* **PROBLEM REQUIREMENTS**:
Using the entries that follow, state how many lines contain the word "into". The response is that number and nothing more.

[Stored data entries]

○ ○ ○ ○ ○

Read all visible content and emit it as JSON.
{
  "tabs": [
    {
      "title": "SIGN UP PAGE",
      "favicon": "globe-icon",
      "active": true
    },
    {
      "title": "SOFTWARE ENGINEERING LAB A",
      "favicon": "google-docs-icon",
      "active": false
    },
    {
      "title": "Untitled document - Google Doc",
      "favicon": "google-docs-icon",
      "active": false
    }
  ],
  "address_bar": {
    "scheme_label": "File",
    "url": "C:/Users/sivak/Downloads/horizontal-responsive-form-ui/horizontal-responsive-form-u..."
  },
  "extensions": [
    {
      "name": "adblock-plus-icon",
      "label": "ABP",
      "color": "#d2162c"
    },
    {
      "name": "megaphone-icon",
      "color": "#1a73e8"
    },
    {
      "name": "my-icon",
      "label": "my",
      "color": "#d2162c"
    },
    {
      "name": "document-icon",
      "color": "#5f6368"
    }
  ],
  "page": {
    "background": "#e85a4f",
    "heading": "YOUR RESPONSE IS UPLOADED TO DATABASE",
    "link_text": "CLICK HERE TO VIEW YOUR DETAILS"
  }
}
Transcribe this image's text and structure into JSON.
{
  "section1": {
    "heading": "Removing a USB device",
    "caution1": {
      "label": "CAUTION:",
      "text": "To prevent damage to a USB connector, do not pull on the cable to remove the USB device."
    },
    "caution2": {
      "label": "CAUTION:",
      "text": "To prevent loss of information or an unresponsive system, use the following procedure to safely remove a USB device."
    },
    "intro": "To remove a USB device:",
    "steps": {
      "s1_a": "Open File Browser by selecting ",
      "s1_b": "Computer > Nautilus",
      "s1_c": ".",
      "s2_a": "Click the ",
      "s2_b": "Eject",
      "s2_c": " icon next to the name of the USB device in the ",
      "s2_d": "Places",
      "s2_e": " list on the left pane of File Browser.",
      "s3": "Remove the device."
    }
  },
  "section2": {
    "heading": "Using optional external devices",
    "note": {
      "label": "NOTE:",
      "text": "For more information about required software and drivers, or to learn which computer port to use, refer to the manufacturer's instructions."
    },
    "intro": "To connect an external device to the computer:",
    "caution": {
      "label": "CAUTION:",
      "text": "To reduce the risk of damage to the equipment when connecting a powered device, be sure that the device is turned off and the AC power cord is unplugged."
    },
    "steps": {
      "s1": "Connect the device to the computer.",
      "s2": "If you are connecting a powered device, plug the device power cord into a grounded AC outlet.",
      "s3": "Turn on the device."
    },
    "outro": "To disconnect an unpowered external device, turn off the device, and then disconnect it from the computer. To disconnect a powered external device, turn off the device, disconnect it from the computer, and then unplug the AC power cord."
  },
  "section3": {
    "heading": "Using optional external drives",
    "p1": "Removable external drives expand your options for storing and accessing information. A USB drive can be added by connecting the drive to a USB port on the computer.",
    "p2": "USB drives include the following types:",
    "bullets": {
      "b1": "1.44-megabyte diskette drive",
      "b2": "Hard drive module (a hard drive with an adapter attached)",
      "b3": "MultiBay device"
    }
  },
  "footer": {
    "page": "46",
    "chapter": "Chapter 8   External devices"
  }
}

○ ○ ○ ○ ○

* **SOLVED PROBLEM**:
2